> [What this task involves]:
Transcribe the material in full, exactly as written.

start

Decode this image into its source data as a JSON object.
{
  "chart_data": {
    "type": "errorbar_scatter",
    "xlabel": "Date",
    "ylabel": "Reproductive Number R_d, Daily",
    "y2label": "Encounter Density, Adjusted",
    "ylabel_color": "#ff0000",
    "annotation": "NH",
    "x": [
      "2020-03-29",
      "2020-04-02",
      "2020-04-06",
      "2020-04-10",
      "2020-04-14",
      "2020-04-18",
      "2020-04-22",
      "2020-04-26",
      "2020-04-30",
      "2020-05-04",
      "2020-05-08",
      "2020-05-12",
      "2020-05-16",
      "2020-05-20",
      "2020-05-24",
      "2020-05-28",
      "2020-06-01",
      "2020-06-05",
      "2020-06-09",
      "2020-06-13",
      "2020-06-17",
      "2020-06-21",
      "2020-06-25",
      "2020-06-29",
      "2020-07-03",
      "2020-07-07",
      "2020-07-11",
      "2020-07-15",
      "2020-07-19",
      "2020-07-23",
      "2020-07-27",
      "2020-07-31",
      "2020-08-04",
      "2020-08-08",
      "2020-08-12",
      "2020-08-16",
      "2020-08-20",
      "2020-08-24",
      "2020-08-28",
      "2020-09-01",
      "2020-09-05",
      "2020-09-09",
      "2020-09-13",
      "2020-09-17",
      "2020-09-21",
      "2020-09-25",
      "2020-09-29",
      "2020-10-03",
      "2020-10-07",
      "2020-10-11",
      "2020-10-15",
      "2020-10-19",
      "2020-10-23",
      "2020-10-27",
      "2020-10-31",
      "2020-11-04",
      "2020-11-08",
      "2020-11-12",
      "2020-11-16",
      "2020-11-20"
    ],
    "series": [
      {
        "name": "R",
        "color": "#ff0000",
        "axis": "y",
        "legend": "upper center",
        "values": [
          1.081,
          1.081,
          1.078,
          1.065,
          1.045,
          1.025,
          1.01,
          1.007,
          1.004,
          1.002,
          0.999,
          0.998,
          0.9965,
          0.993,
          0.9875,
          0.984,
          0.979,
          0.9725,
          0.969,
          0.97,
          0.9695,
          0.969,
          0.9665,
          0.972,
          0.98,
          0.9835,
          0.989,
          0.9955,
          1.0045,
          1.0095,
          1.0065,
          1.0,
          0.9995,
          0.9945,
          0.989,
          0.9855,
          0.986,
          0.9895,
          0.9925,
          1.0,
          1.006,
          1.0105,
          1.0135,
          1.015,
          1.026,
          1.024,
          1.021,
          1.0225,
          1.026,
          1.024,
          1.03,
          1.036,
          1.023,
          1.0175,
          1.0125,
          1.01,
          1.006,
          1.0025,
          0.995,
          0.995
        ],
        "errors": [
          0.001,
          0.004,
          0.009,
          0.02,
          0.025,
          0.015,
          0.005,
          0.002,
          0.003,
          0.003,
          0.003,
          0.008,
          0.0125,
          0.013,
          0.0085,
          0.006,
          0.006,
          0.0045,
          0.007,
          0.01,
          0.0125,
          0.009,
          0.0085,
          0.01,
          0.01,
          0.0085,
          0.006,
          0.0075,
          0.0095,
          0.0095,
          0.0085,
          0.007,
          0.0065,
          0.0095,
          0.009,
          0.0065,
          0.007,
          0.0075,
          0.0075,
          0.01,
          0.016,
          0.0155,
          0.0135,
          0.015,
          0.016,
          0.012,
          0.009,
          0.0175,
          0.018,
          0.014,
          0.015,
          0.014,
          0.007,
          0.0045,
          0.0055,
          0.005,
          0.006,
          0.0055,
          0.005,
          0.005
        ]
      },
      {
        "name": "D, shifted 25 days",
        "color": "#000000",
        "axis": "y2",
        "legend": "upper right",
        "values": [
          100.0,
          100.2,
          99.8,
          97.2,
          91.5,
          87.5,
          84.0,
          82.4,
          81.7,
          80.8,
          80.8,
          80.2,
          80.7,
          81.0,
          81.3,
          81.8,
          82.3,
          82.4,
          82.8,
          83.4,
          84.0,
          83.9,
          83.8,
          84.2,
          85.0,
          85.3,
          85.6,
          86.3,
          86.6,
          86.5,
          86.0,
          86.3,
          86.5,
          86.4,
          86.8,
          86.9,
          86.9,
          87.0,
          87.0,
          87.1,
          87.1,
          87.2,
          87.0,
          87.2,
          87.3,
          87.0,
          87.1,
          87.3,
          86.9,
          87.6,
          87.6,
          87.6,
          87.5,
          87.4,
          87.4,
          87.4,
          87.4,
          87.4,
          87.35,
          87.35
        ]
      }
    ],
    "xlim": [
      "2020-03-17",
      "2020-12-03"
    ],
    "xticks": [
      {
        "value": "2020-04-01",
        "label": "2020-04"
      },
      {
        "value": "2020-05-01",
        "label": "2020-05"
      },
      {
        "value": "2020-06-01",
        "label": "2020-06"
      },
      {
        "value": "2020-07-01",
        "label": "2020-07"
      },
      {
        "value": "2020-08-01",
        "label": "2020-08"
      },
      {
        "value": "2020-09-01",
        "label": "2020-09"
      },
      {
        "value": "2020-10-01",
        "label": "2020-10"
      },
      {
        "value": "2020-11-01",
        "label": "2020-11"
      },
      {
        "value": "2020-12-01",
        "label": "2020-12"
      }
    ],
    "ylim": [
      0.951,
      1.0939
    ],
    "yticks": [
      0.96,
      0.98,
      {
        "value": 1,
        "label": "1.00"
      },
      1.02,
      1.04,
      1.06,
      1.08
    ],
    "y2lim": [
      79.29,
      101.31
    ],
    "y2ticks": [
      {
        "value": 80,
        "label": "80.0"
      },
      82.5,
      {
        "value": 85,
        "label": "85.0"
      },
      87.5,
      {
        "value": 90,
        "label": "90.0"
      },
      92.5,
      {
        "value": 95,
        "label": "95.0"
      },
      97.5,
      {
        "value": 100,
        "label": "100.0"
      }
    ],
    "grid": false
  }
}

end

> [Result of the exercise]:
Decode this image into its source data as a JSON object.
{
  "chart_data": {
    "type": "errorbar_scatter",
    "xlabel": "Date",
    "ylabel": "Reproductive Number R_d, Daily",
    "y2label": "Encounter Density, Adjusted",
    "ylabel_color": "#ff0000",
    "annotation": "NH",
    "x": [
      "2020-03-29",
      "2020-04-02",
      "2020-04-06",
      "2020-04-10",
      "2020-04-14",
      "2020-04-18",
      "2020-04-22",
      "2020-04-26",
      "2020-04-30",
      "2020-05-04",
      "2020-05-08",
      "2020-05-12",
      "2020-05-16",
      "2020-05-20",
      "2020-05-24",
      "2020-05-28",
      "2020-06-01",
      "2020-06-05",
      "2020-06-09",
      "2020-06-13",
      "2020-06-17",
      "2020-06-21",
      "2020-06-25",
      "2020-06-29",
      "2020-07-03",
      "2020-07-07",
      "2020-07-11",
      "2020-07-15",
      "2020-07-19",
      "2020-07-23",
      "2020-07-27",
      "2020-07-31",
      "2020-08-04",
      "2020-08-08",
      "2020-08-12",
      "2020-08-16",
      "2020-08-20",
      "2020-08-24",
      "2020-08-28",
      "2020-09-01",
      "2020-09-05",
      "2020-09-09",
      "2020-09-13",
      "2020-09-17",
      "2020-09-21",
      "2020-09-25",
      "2020-09-29",
      "2020-10-03",
      "2020-10-07",
      "2020-10-11",
      "2020-10-15",
      "2020-10-19",
      "2020-10-23",
      "2020-10-27",
      "2020-10-31",
      "2020-11-04",
      "2020-11-08",
      "2020-11-12",
      "2020-11-16",
      "2020-11-20"
    ],
    "series": [
      {
        "name": "R",
        "color": "#ff0000",
        "axis": "y",
        "legend": "upper center",
        "values": [
          1.081,
          1.081,
          1.078,
          1.065,
          1.045,
          1.025,
          1.01,
          1.007,
          1.004,
          1.002,
          0.999,
          0.998,
          0.9965,
          0.993,
          0.9875,
          0.984,
          0.979,
          0.9725,
          0.969,
          0.97,
          0.9695,
          0.969,
          0.9665,
          0.972,
          0.98,
          0.9835,
          0.989,
          0.9955,
          1.0045,
          1.0095,
          1.0065,
          1.0,
          0.9995,
          0.9945,
          0.989,
          0.9855,
          0.986,
          0.9895,
          0.9925,
          1.0,
          1.006,
          1.0105,
          1.0135,
          1.015,
          1.026,
          1.024,
          1.021,
          1.0225,
          1.026,
          1.024,
          1.03,
          1.036,
          1.023,
          1.0175,
          1.0125,
          1.01,
          1.006,
          1.0025,
          0.995,
          0.995
        ],
        "errors": [
          0.001,
          0.004,
          0.009,
          0.02,
          0.025,
          0.015,
          0.005,
          0.002,
          0.003,
          0.003,
          0.003,
          0.008,
          0.0125,
          0.013,
          0.0085,
          0.006,
          0.006,
          0.0045,
          0.007,
          0.01,
          0.0125,
          0.009,
          0.0085,
          0.01,
          0.01,
          0.0085,
          0.006,
          0.0075,
          0.0095,
          0.0095,
          0.0085,
          0.007,
          0.0065,
          0.0095,
          0.009,
          0.0065,
          0.007,
          0.0075,
          0.0075,
          0.01,
          0.016,
          0.0155,
          0.0135,
          0.015,
          0.016,
          0.012,
          0.009,
          0.0175,
          0.018,
          0.014,
          0.015,
          0.014,
          0.007,
          0.0045,
          0.0055,
          0.005,
          0.006,
          0.0055,
          0.005,
          0.005
        ]
      },
      {
        "name": "D, shifted 25 days",
        "color": "#000000",
        "axis": "y2",
        "legend": "upper right",
        "values": [
          100.0,
          100.2,
          99.8,
          97.2,
          91.5,
          87.5,
          84.0,
          82.4,
          81.7,
          80.8,
          80.8,
          80.2,
          80.7,
          81.0,
          81.3,
          81.8,
          82.3,
          82.4,
          82.8,
          83.4,
          84.0,
          83.9,
          83.8,
          84.2,
          85.0,
          85.3,
          85.6,
          86.3,
          86.6,
          86.5,
          86.0,
          86.3,
          86.5,
          86.4,
          86.8,
          86.9,
          86.9,
          87.0,
          87.0,
          87.1,
          87.1,
          87.2,
          87.0,
          87.2,
          87.3,
          87.0,
          87.1,
          87.3,
          86.9,
          87.6,
          87.6,
          87.6,
          87.5,
          87.4,
          87.4,
          87.4,
          87.4,
          87.4,
          87.35,
          87.35
        ]
      }
    ],
    "xlim": [
      "2020-03-17",
      "2020-12-03"
    ],
    "xticks": [
      {
        "value": "2020-04-01",
        "label": "2020-04"
      },
      {
        "value": "2020-05-01",
        "label": "2020-05"
      },
      {
        "value": "2020-06-01",
        "label": "2020-06"
      },
      {
        "value": "2020-07-01",
        "label": "2020-07"
      },
      {
        "value": "2020-08-01",
        "label": "2020-08"
      },
      {
        "value": "2020-09-01",
        "label": "2020-09"
      },
      {
        "value": "2020-10-01",
        "label": "2020-10"
      },
      {
        "value": "2020-11-01",
        "label": "2020-11"
      },
      {
        "value": "2020-12-01",
        "label": "2020-12"
      }
    ],
    "ylim": [
      0.951,
      1.0939
    ],
    "yticks": [
      0.96,
      0.98,
      {
        "value": 1,
        "label": "1.00"
      },
      1.02,
      1.04,
      1.06,
      1.08
    ],
    "y2lim": [
      79.29,
      101.31
    ],
    "y2ticks": [
      {
        "value": 80,
        "label": "80.0"
      },
      82.5,
      {
        "value": 85,
        "label": "85.0"
      },
      87.5,
      {
        "value": 90,
        "label": "90.0"
      },
      92.5,
      {
        "value": 95,
        "label": "95.0"
      },
      97.5,
      {
        "value": 100,
        "label": "100.0"
      }
    ],
    "grid": false
  }
}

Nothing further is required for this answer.